Assignment>
Repeat every record exactly, but keep images out of the copy.

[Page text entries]
-- Opening Marker --

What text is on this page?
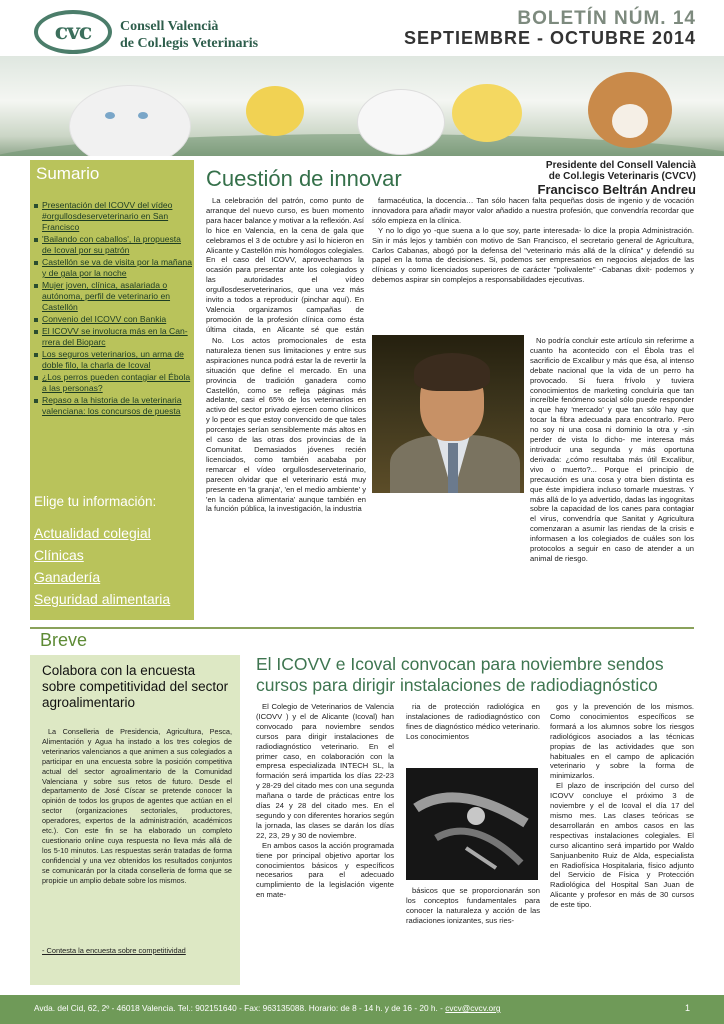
cvc	Consell Valencià
de Col.legis Veterinaris
BOLETÍN NÚM. 14
SEPTIEMBRE - OCTUBRE 2014
Sumario
Presentación del ICOVV del vídeo #orgullosdeserveterinario en San Francisco
'Bailando con caballos', la propuesta de Icoval por su patrón
Castellón se va de visita por la mañana y de gala por la noche
Mujer joven, clínica, asalariada o autónoma, perfil de veterinario en Castellón
Convenio del ICOVV con Bankia
El ICOVV se involucra más en la Can-rrera del Bioparc
Los seguros veterinarios, un arma de doble filo, la charla de Icoval
¿Los perros pueden contagiar el Ébola a las personas?
Repaso a la historia de la veterinaria valenciana: los concursos de puesta
Elige tu información:
Actualidad colegial
Clínicas
Ganadería
Seguridad alimentaria
Cuestión de innovar
Presidente del Consell Valencià
de Col.legis Veterinaris (CVCV)
Francisco Beltrán Andreu

La celebración del patrón, como punto de arranque del nuevo curso, es buen momento para hacer balance y motivar a la reflexión. Así lo hice en Valencia, en la cena de gala que celebramos el 3 de octubre y así lo hicieron en Alicante y Castellón mis homólogos colegiales. En el caso del ICOVV, aprovechamos la ocasión para presentar ante los colegiados y las autoridades el vídeo orgullosdeserveterinarios, que una vez más invito a todos a reproducir (pinchar aquí). En Valencia organizamos campañas de promoción de la profesión clínica como ésta última citada, en Alicante sé que están

No. Los actos promocionales de esta naturaleza tienen sus limitaciones y entre sus aspiraciones nunca podrá estar la de revertir la situación que define el mercado. En una provincia de tradición ganadera como Castellón, como se refleja páginas más adelante, casi el 65% de los veterinarios en activo del sector privado ejercen como clínicos y lo peor es que estoy convencido de que tales porcentajes serían sensiblemente más altos en el caso de las otras dos provincias de la Comunitat. Demasiados jóvenes recién licenciados, como también acababa por remarcar el vídeo orgullosdeserveterinario, parecen olvidar que el veterinario está muy presente en 'la granja', 'en el medio ambiente' y 'en la cadena alimentaria' aunque también en la función pública, la investigación, la industria

farmacéutica, la docencia… Tan sólo hacen falta pequeñas dosis de ingenio y de vocación innovadora para añadir mayor valor añadido a nuestra profesión, que convendría recordar que sólo empieza en la clínica.

Y no lo digo yo -que suena a lo que soy, parte interesada- lo dice la propia Administración. Sin ir más lejos y también con motivo de San Francisco, el secretario general de Agricultura, Carlos Cabanas, abogó por la defensa del "veterinario más allá de la clínica" y defendió su papel en la toma de decisiones. Si, podemos ser empresarios en negocios alejados de las clínicas y como licenciados superiores de carácter "polivalente" -Cabanas dixit- podemos y debemos aspirar sin complejos a responsabilidades ejecutivas.

No podría concluir este artículo sin referirme a cuanto ha acontecido con el Ébola tras el sacrificio de Excalibur y más que ésa, al intenso debate nacional que la vida de un perro ha provocado. Si fuera frívolo y tuviera conocimientos de marketing concluiría que tan increíble fenómeno social sólo puede responder a que hay 'mercado' y que tan sólo hay que tocar la fibra adecuada para encontrarlo. Pero no soy ni una cosa ni dominio la otra y -sin perder de vista lo dicho- me interesa más introducir una segunda y más oportuna derivada: ¿cómo resultaba más útil Excalibur, vivo o muerto?... Porque el principio de precaución es una cosa y otra bien distinta es que éste impidiera incluso tomarle muestras. Y más allá de lo ya advertido, dadas las ingognitas sobre la capacidad de los canes para contagiar el virus, convendría que Sanitat y Agricultura comenzaran a asumir las riendas de la crisis e informasen a los colegiados de cuáles son los protocolos a seguir en caso de atender a un animal de riesgo.

Breve
Colabora con la encuesta sobre competitividad del sector agroalimentario

La Conselleria de Presidencia, Agricultura, Pesca, Alimentación y Agua ha instado a los tres colegios de veterinarios valencianos a que animen a sus colegiados a participar en una encuesta sobre la posición competitiva actual del sector agroalimentario de la Comunidad Valenciana y sobre sus retos de futuro. Desde el departamento de José Císcar se pretende conocer la opinión de todos los grupos de agentes que actúan en el sector (organizaciones sectoriales, productores, operadores, expertos de la administración, académicos etc.). Con este fin se ha elaborado un completo cuestionario online cuya respuesta no lleva más allá de los 5-10 minutos. Las respuestas serán tratadas de forma confidencial y una vez obtenidos los resultados conjuntos se comunicarán por la citada conselleria de forma que se propicie un amplio debate sobre los mismos.

- Contesta la encuesta sobre competitividad
El ICOVV e Icoval convocan para noviembre sendos cursos para dirigir instalaciones de radiodiagnóstico

El Colegio de Veterinarios de Valencia (ICOVV ) y el de Alicante (Icoval) han convocado para noviembre sendos cursos para dirigir instalaciones de radiodiagnóstico veterinario. En el primer caso, en colaboración con la empresa especializada INTECH SL, la formación será impartida los días 22-23 y 28-29 del citado mes con una segunda mañana o tarde de prácticas entre los días 24 y 28 del citado mes. En el segundo y con diferentes horarios según la jornada, las clases se darán los días 22, 23, 29 y 30 de noviembre.

En ambos casos la acción programada tiene por principal objetivo aportar los conocimientos básicos y específicos necesarios para el adecuado cumplimiento de la legislación vigente en mate-

ria de protección radiológica en instalaciones de radiodiagnóstico con fines de diagnóstico médico veterinario. Los conocimientos

básicos que se proporcionarán son los conceptos fundamentales para conocer la naturaleza y acción de las radiaciones ionizantes, sus ries-

gos y la prevención de los mismos. Como conocimientos específicos se formará a los alumnos sobre los riesgos radiológicos asociados a las técnicas propias de las actividades que son habituales en el campo de aplicación veterinario y sobre la forma de minimizarlos.

El plazo de inscripción del curso del ICOVV concluye el próximo 3 de noviembre y el de Icoval el día 17 del mismo mes. Las clases teóricas se desarrollarán en ambos casos en las respectivas instalaciones colegiales. El curso alicantino será impartido por Waldo Sanjuanbenito Ruiz de Alda, especialista en Radiofísica Hospitalaria, físico adjunto del Servicio de Física y Protección Radiológica del Hospital San Juan de Alicante y profesor en más de 30 cursos de este tipo.

Avda. del Cid, 62, 2º - 46018 Valencia. Tel.: 902151640 - Fax: 963135088. Horario: de 8 - 14 h. y de 16 - 20 h. - cvcv@cvcv.org	1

-- Closing Marker --

Solution>
What text is on this page?
cvc	Consell Valencià
de Col.legis Veterinaris
BOLETÍN NÚM. 14
SEPTIEMBRE - OCTUBRE 2014
Sumario
Presentación del ICOVV del vídeo #orgullosdeserveterinario en San Francisco
'Bailando con caballos', la propuesta de Icoval por su patrón
Castellón se va de visita por la mañana y de gala por la noche
Mujer joven, clínica, asalariada o autónoma, perfil de veterinario en Castellón
Convenio del ICOVV con Bankia
El ICOVV se involucra más en la Can-rrera del Bioparc
Los seguros veterinarios, un arma de doble filo, la charla de Icoval
¿Los perros pueden contagiar el Ébola a las personas?
Repaso a la historia de la veterinaria valenciana: los concursos de puesta
Elige tu información:
Actualidad colegial
Clínicas
Ganadería
Seguridad alimentaria
Cuestión de innovar
Presidente del Consell Valencià
de Col.legis Veterinaris (CVCV)
Francisco Beltrán Andreu

La celebración del patrón, como punto de arranque del nuevo curso, es buen momento para hacer balance y motivar a la reflexión. Así lo hice en Valencia, en la cena de gala que celebramos el 3 de octubre y así lo hicieron en Alicante y Castellón mis homólogos colegiales. En el caso del ICOVV, aprovechamos la ocasión para presentar ante los colegiados y las autoridades el vídeo orgullosdeserveterinarios, que una vez más invito a todos a reproducir (pinchar aquí). En Valencia organizamos campañas de promoción de la profesión clínica como ésta última citada, en Alicante sé que están

No. Los actos promocionales de esta naturaleza tienen sus limitaciones y entre sus aspiraciones nunca podrá estar la de revertir la situación que define el mercado. En una provincia de tradición ganadera como Castellón, como se refleja páginas más adelante, casi el 65% de los veterinarios en activo del sector privado ejercen como clínicos y lo peor es que estoy convencido de que tales porcentajes serían sensiblemente más altos en el caso de las otras dos provincias de la Comunitat. Demasiados jóvenes recién licenciados, como también acababa por remarcar el vídeo orgullosdeserveterinario, parecen olvidar que el veterinario está muy presente en 'la granja', 'en el medio ambiente' y 'en la cadena alimentaria' aunque también en la función pública, la investigación, la industria

farmacéutica, la docencia… Tan sólo hacen falta pequeñas dosis de ingenio y de vocación innovadora para añadir mayor valor añadido a nuestra profesión, que convendría recordar que sólo empieza en la clínica.

Y no lo digo yo -que suena a lo que soy, parte interesada- lo dice la propia Administración. Sin ir más lejos y también con motivo de San Francisco, el secretario general de Agricultura, Carlos Cabanas, abogó por la defensa del "veterinario más allá de la clínica" y defendió su papel en la toma de decisiones. Si, podemos ser empresarios en negocios alejados de las clínicas y como licenciados superiores de carácter "polivalente" -Cabanas dixit- podemos y debemos aspirar sin complejos a responsabilidades ejecutivas.

No podría concluir este artículo sin referirme a cuanto ha acontecido con el Ébola tras el sacrificio de Excalibur y más que ésa, al intenso debate nacional que la vida de un perro ha provocado. Si fuera frívolo y tuviera conocimientos de marketing concluiría que tan increíble fenómeno social sólo puede responder a que hay 'mercado' y que tan sólo hay que tocar la fibra adecuada para encontrarlo. Pero no soy ni una cosa ni dominio la otra y -sin perder de vista lo dicho- me interesa más introducir una segunda y más oportuna derivada: ¿cómo resultaba más útil Excalibur, vivo o muerto?... Porque el principio de precaución es una cosa y otra bien distinta es que éste impidiera incluso tomarle muestras. Y más allá de lo ya advertido, dadas las ingognitas sobre la capacidad de los canes para contagiar el virus, convendría que Sanitat y Agricultura comenzaran a asumir las riendas de la crisis e informasen a los colegiados de cuáles son los protocolos a seguir en caso de atender a un animal de riesgo.

Breve
Colabora con la encuesta sobre competitividad del sector agroalimentario

La Conselleria de Presidencia, Agricultura, Pesca, Alimentación y Agua ha instado a los tres colegios de veterinarios valencianos a que animen a sus colegiados a participar en una encuesta sobre la posición competitiva actual del sector agroalimentario de la Comunidad Valenciana y sobre sus retos de futuro. Desde el departamento de José Císcar se pretende conocer la opinión de todos los grupos de agentes que actúan en el sector (organizaciones sectoriales, productores, operadores, expertos de la administración, académicos etc.). Con este fin se ha elaborado un completo cuestionario online cuya respuesta no lleva más allá de los 5-10 minutos. Las respuestas serán tratadas de forma confidencial y una vez obtenidos los resultados conjuntos se comunicarán por la citada conselleria de forma que se propicie un amplio debate sobre los mismos.

- Contesta la encuesta sobre competitividad
El ICOVV e Icoval convocan para noviembre sendos cursos para dirigir instalaciones de radiodiagnóstico

El Colegio de Veterinarios de Valencia (ICOVV ) y el de Alicante (Icoval) han convocado para noviembre sendos cursos para dirigir instalaciones de radiodiagnóstico veterinario. En el primer caso, en colaboración con la empresa especializada INTECH SL, la formación será impartida los días 22-23 y 28-29 del citado mes con una segunda mañana o tarde de prácticas entre los días 24 y 28 del citado mes. En el segundo y con diferentes horarios según la jornada, las clases se darán los días 22, 23, 29 y 30 de noviembre.

En ambos casos la acción programada tiene por principal objetivo aportar los conocimientos básicos y específicos necesarios para el adecuado cumplimiento de la legislación vigente en mate-

ria de protección radiológica en instalaciones de radiodiagnóstico con fines de diagnóstico médico veterinario. Los conocimientos

básicos que se proporcionarán son los conceptos fundamentales para conocer la naturaleza y acción de las radiaciones ionizantes, sus ries-

gos y la prevención de los mismos. Como conocimientos específicos se formará a los alumnos sobre los riesgos radiológicos asociados a las técnicas propias de las actividades que son habituales en el campo de aplicación veterinario y sobre la forma de minimizarlos.

El plazo de inscripción del curso del ICOVV concluye el próximo 3 de noviembre y el de Icoval el día 17 del mismo mes. Las clases teóricas se desarrollarán en ambos casos en las respectivas instalaciones colegiales. El curso alicantino será impartido por Waldo Sanjuanbenito Ruiz de Alda, especialista en Radiofísica Hospitalaria, físico adjunto del Servicio de Física y Protección Radiológica del Hospital San Juan de Alicante y profesor en más de 30 cursos de este tipo.

Avda. del Cid, 62, 2º - 46018 Valencia. Tel.: 902151640 - Fax: 963135088. Horario: de 8 - 14 h. y de 16 - 20 h. - cvcv@cvcv.org	1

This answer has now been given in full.